(WHAT IS ASKED) Find the lines of data that contain the string "this", then list them.

(RECORDED DATA)

## Begin

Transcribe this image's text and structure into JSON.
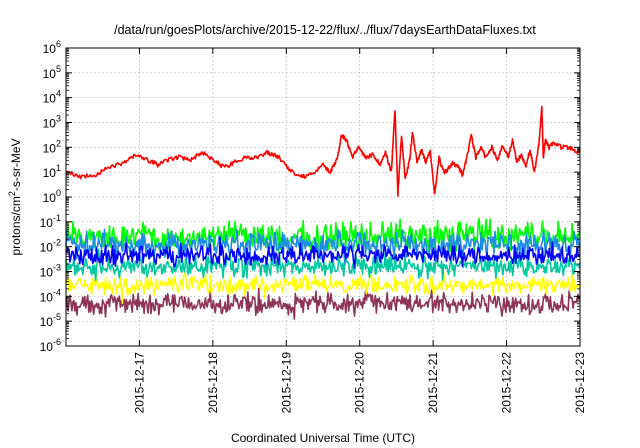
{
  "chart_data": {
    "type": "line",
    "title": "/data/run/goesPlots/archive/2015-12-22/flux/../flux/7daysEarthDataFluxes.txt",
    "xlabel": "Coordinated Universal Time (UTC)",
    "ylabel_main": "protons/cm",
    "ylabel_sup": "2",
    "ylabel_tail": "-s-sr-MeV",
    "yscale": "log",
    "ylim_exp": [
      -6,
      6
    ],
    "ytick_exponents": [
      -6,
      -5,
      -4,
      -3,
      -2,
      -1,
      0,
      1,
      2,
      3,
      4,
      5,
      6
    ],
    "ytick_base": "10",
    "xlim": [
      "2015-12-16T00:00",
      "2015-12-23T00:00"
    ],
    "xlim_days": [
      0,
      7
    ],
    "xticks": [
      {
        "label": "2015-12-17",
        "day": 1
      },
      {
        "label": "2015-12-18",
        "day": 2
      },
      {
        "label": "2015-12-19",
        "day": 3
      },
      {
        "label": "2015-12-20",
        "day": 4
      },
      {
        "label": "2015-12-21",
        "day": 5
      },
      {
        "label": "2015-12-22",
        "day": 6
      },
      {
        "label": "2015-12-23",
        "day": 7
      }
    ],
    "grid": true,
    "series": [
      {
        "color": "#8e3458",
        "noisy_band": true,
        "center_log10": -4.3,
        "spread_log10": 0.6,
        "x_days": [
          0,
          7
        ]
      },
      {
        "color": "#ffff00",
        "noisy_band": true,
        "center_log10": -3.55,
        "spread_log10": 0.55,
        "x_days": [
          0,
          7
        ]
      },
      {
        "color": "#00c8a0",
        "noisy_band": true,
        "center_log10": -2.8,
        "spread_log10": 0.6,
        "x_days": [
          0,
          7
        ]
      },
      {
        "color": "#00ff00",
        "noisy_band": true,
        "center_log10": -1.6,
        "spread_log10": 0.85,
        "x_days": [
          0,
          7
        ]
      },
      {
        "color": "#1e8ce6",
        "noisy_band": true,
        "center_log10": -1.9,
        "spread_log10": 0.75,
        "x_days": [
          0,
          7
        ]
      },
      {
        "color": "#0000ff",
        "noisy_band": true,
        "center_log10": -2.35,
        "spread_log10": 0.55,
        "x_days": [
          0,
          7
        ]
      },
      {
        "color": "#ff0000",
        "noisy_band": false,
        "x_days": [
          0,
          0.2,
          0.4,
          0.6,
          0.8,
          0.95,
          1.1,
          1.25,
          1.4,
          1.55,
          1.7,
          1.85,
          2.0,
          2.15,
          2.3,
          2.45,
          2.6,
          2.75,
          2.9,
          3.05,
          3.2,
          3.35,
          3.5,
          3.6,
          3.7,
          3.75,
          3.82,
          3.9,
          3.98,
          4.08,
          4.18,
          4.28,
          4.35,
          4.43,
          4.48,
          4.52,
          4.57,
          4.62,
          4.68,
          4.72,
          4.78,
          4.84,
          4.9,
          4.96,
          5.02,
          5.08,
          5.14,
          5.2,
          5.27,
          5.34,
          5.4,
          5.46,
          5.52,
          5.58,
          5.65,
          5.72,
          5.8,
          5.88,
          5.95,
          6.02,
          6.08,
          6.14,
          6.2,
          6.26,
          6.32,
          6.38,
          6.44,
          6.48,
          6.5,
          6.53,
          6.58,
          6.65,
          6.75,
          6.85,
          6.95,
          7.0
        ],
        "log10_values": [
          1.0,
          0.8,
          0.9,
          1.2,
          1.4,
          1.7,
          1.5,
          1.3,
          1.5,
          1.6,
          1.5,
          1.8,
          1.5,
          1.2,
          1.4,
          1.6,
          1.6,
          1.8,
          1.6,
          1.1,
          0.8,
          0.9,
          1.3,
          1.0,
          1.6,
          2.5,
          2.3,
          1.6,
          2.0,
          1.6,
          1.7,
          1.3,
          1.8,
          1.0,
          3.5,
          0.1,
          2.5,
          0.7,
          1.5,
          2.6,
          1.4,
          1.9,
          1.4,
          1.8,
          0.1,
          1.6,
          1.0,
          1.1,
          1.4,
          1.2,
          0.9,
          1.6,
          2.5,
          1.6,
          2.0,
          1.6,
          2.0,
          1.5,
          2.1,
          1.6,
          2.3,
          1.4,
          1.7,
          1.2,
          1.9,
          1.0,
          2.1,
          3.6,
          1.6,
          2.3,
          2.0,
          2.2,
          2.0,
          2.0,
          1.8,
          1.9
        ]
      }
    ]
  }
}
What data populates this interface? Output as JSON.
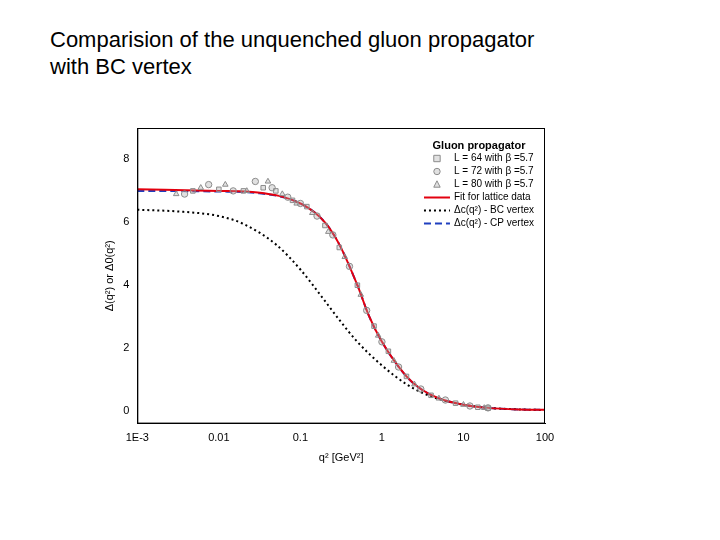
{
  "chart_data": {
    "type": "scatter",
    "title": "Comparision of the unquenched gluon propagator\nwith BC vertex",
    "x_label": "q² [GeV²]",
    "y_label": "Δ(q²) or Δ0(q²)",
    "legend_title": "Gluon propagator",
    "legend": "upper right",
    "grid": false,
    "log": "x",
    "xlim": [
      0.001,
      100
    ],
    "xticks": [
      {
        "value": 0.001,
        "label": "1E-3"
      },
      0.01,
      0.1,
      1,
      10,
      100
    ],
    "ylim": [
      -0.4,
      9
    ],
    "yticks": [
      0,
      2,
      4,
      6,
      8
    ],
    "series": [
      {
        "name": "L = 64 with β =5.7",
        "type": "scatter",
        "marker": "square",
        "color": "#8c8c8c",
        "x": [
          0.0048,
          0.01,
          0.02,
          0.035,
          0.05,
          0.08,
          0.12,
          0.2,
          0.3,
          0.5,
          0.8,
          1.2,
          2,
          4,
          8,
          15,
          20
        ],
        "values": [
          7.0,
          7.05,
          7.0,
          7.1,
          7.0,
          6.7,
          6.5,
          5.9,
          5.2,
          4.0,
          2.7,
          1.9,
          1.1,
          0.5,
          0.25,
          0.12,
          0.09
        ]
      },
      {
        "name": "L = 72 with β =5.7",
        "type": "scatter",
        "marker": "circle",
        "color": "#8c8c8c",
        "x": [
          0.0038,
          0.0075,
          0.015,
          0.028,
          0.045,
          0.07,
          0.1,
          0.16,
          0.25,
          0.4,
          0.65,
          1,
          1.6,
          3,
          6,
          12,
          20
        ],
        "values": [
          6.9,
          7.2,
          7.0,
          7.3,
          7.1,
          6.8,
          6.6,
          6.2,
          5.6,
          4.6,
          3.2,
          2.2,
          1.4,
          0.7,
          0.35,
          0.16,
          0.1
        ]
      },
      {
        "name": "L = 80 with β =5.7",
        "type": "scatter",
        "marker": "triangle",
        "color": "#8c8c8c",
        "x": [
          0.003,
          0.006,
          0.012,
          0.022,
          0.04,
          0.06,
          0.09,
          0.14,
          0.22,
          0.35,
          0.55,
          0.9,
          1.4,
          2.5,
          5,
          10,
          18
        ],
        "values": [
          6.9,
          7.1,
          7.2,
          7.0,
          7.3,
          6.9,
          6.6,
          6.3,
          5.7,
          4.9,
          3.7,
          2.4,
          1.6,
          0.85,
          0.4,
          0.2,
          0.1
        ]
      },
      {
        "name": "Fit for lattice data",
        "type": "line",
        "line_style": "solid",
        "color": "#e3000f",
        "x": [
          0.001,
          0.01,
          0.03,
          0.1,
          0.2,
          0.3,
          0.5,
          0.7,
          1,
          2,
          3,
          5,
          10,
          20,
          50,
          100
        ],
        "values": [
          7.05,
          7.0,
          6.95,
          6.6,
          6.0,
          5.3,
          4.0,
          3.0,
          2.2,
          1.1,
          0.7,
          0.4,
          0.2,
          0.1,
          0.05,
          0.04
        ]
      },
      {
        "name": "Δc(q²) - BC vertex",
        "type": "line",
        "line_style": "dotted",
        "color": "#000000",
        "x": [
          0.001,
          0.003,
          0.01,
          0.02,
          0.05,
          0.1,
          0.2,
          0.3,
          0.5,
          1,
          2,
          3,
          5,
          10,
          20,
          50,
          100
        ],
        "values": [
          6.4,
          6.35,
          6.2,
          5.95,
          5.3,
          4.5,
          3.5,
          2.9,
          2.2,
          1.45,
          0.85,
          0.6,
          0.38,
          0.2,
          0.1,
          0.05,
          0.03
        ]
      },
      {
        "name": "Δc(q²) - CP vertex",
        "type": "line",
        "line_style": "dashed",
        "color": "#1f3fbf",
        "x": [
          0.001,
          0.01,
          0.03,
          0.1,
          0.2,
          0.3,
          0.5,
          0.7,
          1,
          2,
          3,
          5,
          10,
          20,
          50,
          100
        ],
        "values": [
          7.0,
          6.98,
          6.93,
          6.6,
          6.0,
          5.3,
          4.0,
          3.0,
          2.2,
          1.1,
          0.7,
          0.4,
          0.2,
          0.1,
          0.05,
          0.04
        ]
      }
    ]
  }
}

## End

(REPLY TO THE EXERCISE)
Transcribe this image's text and structure into JSON.
What data populates this interface? Output as JSON.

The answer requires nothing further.